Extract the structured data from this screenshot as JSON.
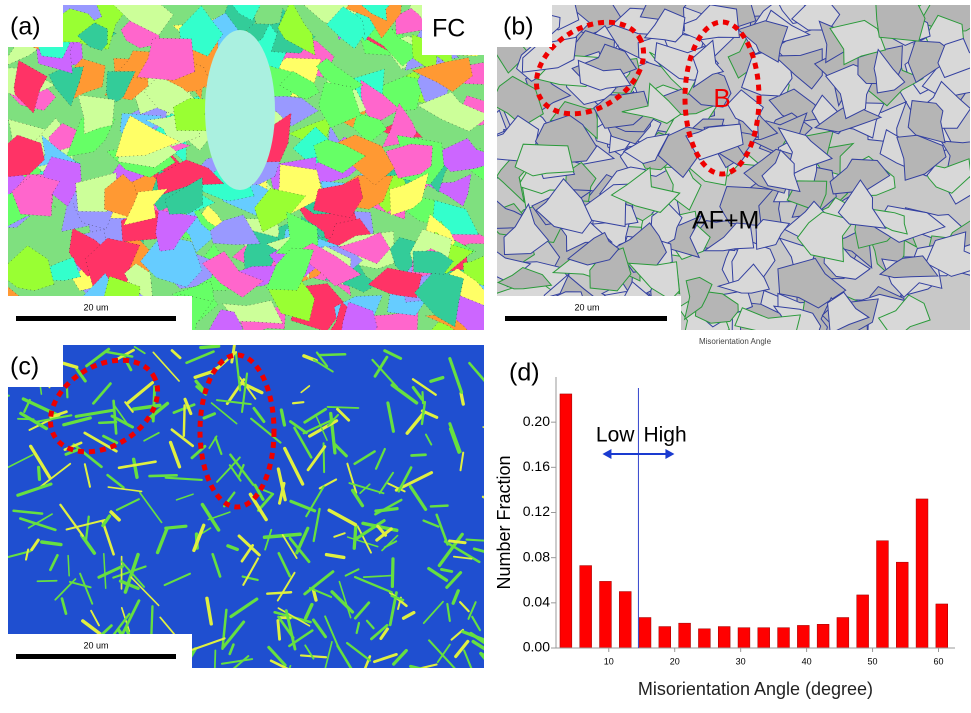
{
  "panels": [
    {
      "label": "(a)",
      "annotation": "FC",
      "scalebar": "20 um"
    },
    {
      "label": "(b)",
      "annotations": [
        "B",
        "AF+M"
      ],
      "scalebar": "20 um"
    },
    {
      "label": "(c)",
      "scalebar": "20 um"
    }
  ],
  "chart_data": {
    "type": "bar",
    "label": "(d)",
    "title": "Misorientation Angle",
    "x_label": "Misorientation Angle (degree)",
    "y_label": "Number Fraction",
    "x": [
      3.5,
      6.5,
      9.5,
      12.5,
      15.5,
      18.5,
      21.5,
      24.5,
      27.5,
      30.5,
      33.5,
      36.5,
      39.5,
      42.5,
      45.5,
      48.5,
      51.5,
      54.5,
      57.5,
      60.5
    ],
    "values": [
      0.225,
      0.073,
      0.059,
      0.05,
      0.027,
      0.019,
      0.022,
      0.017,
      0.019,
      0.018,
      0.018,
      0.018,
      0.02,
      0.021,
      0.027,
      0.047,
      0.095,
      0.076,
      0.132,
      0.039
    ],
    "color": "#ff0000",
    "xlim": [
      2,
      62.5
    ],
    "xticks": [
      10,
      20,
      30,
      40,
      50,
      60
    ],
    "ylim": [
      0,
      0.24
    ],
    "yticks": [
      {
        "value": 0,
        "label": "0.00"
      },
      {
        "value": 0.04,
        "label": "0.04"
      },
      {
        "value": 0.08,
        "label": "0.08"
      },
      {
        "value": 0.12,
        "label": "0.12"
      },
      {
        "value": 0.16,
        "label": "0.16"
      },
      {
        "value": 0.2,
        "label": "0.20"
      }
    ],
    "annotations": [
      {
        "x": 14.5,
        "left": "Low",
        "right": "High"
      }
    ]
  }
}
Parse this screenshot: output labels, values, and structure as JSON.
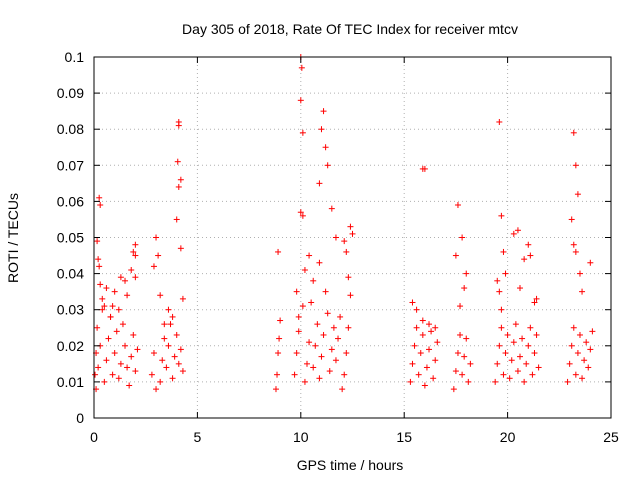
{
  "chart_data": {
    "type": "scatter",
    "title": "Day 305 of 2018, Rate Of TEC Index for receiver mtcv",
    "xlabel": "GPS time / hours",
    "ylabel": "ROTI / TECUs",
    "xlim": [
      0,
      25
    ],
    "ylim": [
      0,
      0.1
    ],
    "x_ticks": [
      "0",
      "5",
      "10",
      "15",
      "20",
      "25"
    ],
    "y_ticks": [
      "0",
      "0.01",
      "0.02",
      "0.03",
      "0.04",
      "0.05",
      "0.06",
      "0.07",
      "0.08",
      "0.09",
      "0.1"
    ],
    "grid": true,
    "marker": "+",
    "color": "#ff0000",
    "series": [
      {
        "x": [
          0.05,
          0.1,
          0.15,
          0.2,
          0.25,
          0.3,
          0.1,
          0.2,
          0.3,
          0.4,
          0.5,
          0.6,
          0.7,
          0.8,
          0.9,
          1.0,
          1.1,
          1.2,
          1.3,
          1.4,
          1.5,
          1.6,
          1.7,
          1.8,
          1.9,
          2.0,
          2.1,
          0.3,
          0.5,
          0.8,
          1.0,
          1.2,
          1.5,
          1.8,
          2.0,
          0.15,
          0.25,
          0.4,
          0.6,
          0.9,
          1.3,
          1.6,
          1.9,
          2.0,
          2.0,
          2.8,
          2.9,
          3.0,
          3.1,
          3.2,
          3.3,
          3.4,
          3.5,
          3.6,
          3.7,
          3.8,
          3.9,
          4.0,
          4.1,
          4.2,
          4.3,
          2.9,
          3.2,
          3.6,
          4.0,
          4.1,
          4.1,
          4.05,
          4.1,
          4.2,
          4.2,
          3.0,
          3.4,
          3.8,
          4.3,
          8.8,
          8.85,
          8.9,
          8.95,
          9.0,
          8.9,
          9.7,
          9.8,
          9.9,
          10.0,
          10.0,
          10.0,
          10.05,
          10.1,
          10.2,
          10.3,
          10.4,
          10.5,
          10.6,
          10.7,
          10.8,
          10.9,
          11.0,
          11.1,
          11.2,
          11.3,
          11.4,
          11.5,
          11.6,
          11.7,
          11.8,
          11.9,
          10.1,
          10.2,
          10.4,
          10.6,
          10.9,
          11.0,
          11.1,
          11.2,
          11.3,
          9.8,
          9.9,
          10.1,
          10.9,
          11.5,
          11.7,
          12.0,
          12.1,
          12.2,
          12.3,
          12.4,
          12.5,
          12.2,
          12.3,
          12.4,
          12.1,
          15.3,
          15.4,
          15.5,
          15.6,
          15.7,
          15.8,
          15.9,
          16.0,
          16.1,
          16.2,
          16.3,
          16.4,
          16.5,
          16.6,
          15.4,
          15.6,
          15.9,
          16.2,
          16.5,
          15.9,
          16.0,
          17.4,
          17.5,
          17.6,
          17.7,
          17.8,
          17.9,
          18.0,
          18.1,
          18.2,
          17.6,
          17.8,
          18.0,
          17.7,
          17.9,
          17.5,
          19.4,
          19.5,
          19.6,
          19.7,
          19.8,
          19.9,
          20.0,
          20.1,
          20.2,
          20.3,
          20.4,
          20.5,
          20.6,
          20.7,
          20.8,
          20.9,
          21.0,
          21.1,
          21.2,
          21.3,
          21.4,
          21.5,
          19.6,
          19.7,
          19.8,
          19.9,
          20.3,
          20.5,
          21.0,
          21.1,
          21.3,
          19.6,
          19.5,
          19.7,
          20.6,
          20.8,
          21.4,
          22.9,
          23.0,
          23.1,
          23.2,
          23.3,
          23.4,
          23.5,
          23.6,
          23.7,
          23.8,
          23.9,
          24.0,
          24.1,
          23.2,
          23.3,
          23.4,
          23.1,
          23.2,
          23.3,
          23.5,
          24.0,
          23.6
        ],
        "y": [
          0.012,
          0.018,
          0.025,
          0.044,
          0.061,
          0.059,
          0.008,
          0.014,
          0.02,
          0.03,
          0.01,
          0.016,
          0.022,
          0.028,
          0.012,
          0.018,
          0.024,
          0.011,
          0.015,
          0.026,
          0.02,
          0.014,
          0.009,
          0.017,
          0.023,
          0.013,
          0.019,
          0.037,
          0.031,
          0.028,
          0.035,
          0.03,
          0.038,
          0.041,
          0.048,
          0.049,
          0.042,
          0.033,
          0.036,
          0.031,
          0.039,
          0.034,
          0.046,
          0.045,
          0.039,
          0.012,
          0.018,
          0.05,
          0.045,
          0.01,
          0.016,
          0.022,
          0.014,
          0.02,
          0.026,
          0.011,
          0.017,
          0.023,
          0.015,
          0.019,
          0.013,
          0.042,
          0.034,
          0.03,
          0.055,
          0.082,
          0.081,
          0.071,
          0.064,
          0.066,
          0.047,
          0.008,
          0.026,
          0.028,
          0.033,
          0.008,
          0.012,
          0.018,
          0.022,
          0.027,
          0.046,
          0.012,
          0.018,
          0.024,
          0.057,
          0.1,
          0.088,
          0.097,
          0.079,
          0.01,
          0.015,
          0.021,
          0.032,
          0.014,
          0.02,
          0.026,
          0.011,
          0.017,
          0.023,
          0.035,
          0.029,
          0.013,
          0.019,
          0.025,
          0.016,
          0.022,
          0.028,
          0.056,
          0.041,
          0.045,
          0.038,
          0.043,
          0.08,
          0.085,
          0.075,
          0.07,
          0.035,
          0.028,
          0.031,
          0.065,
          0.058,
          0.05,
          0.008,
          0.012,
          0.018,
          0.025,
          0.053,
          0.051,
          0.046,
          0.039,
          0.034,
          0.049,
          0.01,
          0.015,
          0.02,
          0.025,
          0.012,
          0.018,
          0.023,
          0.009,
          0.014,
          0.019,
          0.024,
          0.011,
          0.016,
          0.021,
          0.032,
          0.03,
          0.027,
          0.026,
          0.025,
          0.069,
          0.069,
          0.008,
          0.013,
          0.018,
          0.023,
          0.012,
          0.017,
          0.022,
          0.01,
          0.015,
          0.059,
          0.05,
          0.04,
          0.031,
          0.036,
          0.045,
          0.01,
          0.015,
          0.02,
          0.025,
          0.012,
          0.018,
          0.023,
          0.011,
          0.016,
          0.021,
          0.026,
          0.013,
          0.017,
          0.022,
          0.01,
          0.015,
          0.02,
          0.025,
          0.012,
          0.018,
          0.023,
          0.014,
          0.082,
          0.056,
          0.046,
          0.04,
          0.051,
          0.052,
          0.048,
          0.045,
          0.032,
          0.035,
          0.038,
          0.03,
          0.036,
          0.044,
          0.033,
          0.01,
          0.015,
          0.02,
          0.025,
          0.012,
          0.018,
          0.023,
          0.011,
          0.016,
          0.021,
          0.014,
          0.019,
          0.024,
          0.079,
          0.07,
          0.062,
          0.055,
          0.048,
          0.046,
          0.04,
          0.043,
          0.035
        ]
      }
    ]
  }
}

####################

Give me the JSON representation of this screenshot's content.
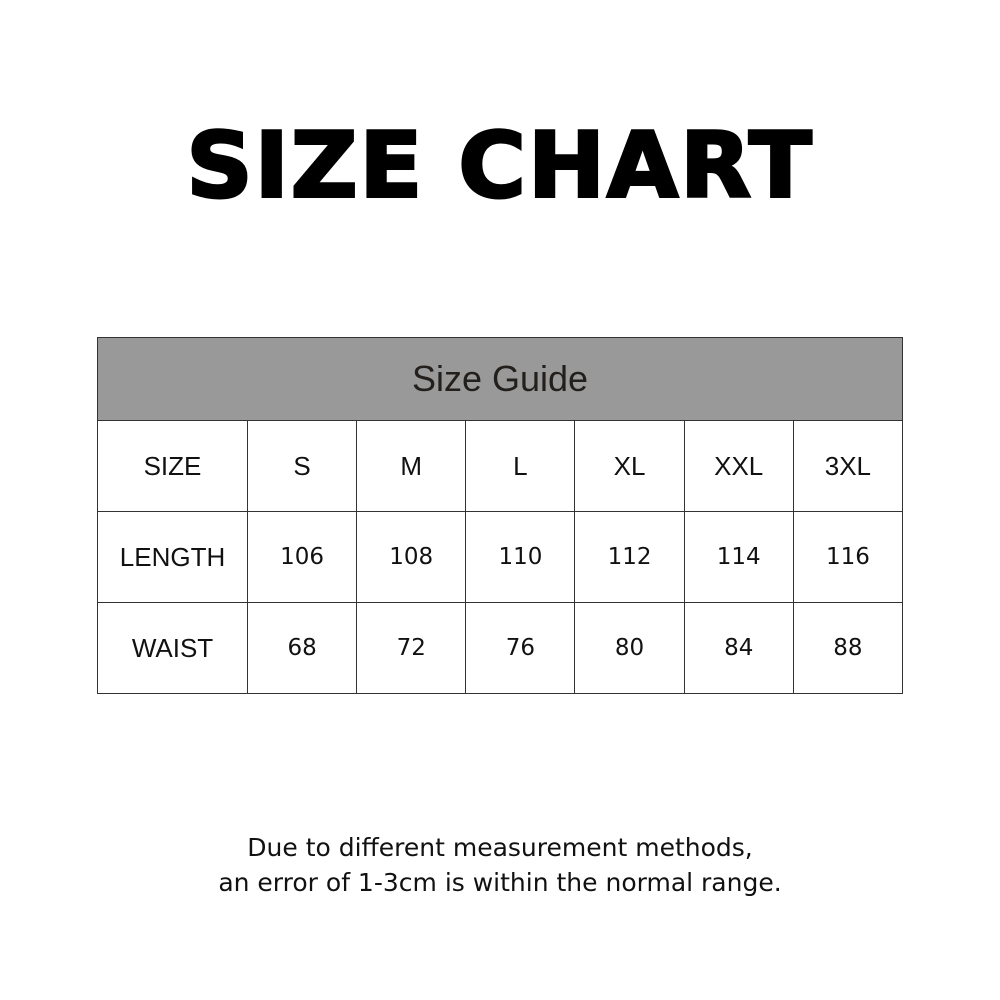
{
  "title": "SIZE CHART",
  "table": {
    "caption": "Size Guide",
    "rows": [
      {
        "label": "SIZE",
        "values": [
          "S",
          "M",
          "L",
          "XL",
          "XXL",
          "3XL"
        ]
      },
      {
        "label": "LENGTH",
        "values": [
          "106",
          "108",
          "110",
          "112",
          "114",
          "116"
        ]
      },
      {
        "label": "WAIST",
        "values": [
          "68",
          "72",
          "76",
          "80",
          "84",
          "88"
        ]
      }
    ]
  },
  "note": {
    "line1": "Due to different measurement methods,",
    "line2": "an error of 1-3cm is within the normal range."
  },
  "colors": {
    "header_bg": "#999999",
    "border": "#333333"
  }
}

####################

# [TASK BRIEF]
Pick out the lines above that hold the string "JSON" and show them.

# [CORRECT RESPONSE]
Extract the structured data from this screenshot as JSON.
Parse this screenshot: output labels, values, and structure as JSON.
Give me the JSON representation of this screenshot's content.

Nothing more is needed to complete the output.